→ **Your task**
Edit the items from the very first one through the line containing "form-header-calidad: CALIDAD: [72, 193, 122, 205]", swapping each "CENTRAL" for "REGIONAL" and leaving everything else unchanged. What do those lines look like after the change?

→ **Annotated element entries**

+++

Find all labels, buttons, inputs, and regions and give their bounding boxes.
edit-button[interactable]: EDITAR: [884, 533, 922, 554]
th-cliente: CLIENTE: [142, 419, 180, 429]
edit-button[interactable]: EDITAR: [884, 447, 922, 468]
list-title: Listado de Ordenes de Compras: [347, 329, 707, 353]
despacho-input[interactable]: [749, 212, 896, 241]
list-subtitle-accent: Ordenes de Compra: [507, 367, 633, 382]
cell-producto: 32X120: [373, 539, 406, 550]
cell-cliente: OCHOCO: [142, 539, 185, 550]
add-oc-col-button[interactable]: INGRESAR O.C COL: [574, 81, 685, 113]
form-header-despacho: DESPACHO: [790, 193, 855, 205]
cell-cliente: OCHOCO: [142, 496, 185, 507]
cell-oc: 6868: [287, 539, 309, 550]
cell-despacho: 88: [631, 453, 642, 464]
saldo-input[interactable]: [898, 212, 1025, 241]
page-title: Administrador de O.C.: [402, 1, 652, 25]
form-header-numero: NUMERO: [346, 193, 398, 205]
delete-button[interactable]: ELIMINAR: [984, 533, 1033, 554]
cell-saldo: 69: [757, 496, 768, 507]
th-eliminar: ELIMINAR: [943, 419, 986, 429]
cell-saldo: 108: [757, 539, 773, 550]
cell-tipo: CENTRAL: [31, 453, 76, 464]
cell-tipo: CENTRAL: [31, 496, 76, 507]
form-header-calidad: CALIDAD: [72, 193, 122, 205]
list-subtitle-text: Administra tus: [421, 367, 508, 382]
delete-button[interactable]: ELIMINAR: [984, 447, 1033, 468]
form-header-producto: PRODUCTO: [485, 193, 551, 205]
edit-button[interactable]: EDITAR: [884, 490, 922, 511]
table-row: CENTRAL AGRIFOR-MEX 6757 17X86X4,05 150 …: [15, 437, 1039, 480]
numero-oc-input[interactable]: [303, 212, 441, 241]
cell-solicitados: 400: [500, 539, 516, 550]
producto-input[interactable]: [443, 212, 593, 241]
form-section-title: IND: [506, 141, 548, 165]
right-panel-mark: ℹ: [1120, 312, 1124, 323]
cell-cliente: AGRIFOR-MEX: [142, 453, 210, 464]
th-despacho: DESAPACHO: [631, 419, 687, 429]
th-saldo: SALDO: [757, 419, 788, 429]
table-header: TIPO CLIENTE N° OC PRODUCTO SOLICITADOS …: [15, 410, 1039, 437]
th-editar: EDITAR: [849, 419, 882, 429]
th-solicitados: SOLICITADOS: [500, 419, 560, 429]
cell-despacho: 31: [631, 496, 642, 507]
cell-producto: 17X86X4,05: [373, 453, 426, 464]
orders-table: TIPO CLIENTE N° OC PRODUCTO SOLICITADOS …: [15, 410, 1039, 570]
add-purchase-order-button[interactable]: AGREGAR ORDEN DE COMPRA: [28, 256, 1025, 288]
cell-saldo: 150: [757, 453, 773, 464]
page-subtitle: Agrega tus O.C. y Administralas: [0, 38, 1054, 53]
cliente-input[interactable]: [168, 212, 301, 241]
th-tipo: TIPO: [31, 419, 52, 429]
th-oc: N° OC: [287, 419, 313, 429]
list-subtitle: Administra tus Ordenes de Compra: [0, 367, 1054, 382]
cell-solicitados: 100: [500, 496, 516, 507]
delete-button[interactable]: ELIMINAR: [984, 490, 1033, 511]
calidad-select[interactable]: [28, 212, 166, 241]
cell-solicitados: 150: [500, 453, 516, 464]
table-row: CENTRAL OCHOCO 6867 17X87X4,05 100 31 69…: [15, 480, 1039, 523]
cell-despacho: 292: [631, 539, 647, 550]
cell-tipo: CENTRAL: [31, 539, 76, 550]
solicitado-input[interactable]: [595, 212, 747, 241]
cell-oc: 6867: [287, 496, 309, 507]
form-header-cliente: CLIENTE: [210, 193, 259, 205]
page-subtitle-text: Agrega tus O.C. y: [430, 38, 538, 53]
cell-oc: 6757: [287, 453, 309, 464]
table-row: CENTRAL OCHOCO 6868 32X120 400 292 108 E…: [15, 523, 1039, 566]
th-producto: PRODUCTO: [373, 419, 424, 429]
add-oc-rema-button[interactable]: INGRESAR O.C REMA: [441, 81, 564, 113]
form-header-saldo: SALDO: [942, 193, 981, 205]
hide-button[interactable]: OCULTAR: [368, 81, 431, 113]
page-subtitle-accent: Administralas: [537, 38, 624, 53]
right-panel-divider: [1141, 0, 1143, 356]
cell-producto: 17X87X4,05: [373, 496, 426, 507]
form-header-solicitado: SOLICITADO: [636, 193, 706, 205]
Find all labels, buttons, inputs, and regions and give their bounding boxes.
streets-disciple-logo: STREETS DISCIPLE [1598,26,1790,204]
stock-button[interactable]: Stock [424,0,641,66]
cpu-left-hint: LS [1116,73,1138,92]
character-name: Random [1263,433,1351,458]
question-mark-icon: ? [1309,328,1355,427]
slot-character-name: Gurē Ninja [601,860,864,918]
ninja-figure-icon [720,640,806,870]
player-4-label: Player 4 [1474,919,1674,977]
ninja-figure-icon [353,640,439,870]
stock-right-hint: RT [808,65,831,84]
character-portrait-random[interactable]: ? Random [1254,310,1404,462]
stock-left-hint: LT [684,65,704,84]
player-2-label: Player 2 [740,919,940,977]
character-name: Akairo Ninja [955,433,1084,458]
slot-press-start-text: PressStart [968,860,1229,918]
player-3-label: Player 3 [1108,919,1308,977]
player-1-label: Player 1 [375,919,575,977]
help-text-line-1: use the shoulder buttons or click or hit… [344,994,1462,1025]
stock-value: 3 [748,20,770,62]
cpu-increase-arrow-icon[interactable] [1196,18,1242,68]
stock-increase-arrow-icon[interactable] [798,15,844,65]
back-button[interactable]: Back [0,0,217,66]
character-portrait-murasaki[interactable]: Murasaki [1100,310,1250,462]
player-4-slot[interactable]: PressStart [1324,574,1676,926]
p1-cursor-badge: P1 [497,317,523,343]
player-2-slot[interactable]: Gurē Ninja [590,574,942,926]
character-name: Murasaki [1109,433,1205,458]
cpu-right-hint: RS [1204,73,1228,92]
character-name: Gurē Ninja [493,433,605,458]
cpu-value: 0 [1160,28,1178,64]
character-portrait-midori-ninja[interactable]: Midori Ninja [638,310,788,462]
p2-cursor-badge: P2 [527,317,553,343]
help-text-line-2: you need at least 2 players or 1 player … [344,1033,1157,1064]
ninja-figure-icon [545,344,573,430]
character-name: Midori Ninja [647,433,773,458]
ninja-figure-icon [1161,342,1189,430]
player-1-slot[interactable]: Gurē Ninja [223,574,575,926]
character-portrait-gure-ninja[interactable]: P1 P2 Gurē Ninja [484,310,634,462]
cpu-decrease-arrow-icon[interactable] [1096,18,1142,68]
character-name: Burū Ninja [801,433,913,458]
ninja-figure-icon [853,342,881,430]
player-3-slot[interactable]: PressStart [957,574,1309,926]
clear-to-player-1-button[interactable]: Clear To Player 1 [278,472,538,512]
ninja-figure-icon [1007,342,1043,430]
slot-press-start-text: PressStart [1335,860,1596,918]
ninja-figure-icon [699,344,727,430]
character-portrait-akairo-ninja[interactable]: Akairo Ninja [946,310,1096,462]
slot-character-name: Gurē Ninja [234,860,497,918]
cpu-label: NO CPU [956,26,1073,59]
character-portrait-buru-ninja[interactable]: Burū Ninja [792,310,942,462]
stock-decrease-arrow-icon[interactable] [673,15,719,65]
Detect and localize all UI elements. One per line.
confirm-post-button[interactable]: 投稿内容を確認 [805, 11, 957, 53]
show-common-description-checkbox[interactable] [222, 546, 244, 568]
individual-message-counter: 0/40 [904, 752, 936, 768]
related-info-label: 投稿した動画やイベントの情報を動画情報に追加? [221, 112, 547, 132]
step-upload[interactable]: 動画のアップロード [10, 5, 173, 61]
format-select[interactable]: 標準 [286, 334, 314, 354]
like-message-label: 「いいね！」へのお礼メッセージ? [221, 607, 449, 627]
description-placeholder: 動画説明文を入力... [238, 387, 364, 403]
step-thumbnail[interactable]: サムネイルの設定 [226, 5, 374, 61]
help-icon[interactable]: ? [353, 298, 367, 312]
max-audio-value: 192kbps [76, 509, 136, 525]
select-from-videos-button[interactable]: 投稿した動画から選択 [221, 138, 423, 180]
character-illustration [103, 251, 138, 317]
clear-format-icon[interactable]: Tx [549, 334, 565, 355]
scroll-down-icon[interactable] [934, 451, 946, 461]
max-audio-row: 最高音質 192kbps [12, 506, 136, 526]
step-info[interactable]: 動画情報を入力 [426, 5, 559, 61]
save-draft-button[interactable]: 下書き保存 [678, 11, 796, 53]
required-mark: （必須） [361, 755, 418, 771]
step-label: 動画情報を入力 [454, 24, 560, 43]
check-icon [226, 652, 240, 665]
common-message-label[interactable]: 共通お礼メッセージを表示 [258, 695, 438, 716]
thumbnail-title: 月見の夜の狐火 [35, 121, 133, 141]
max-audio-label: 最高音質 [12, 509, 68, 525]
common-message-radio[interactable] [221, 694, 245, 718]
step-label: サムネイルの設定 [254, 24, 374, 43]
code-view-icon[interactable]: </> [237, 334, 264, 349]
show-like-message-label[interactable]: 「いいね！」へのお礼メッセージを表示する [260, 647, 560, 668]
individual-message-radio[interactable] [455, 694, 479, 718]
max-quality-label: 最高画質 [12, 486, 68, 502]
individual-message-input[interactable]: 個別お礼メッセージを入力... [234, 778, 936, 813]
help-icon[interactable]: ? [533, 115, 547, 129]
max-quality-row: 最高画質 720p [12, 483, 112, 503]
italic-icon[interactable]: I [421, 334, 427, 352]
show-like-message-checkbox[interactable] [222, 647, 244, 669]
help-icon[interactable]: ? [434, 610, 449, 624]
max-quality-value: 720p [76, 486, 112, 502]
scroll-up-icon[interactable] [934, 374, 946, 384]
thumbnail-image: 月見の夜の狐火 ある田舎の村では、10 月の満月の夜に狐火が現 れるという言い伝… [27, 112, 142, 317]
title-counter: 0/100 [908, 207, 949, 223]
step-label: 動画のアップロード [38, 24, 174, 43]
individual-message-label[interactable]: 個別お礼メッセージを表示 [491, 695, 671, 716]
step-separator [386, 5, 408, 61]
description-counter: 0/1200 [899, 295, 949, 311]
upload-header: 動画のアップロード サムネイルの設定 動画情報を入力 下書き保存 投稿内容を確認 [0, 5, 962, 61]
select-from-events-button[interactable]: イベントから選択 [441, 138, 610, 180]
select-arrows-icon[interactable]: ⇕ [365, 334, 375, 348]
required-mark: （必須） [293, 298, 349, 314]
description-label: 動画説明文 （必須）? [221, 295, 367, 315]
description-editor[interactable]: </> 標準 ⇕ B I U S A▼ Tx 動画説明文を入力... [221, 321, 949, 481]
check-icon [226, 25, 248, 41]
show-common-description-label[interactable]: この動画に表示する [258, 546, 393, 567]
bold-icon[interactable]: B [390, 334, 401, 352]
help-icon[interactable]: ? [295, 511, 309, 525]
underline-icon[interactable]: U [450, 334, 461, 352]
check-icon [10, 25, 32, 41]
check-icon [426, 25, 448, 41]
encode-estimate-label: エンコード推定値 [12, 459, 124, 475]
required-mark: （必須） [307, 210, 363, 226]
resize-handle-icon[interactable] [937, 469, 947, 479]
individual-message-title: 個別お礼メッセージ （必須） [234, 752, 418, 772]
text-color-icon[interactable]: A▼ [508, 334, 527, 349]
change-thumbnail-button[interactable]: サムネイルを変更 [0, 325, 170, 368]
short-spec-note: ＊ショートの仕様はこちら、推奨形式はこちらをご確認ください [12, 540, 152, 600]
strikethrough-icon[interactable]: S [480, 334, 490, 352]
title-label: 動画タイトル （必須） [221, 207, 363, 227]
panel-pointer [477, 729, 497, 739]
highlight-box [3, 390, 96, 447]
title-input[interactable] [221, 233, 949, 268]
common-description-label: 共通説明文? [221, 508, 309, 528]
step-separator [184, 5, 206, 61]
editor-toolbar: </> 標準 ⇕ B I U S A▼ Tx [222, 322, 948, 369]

+++

→ **Exercise result**
Find all labels, buttons, inputs, and regions and give their bounding boxes.
edit-button[interactable]: EDITAR: [884, 533, 922, 554]
th-cliente: CLIENTE: [142, 419, 180, 429]
edit-button[interactable]: EDITAR: [884, 447, 922, 468]
list-title: Listado de Ordenes de Compras: [347, 329, 707, 353]
despacho-input[interactable]: [749, 212, 896, 241]
list-subtitle-accent: Ordenes de Compra: [507, 367, 633, 382]
cell-producto: 32X120: [373, 539, 406, 550]
cell-cliente: OCHOCO: [142, 539, 185, 550]
add-oc-col-button[interactable]: INGRESAR O.C COL: [574, 81, 685, 113]
form-header-despacho: DESPACHO: [790, 193, 855, 205]
cell-cliente: OCHOCO: [142, 496, 185, 507]
cell-oc: 6868: [287, 539, 309, 550]
cell-despacho: 88: [631, 453, 642, 464]
saldo-input[interactable]: [898, 212, 1025, 241]
page-title: Administrador de O.C.: [402, 1, 652, 25]
form-header-numero: NUMERO: [346, 193, 398, 205]
delete-button[interactable]: ELIMINAR: [984, 533, 1033, 554]
cell-saldo: 69: [757, 496, 768, 507]
th-eliminar: ELIMINAR: [943, 419, 986, 429]
cell-saldo: 108: [757, 539, 773, 550]
cell-tipo: REGIONAL: [31, 453, 76, 464]
cell-tipo: REGIONAL: [31, 496, 76, 507]
form-header-calidad: CALIDAD: [72, 193, 122, 205]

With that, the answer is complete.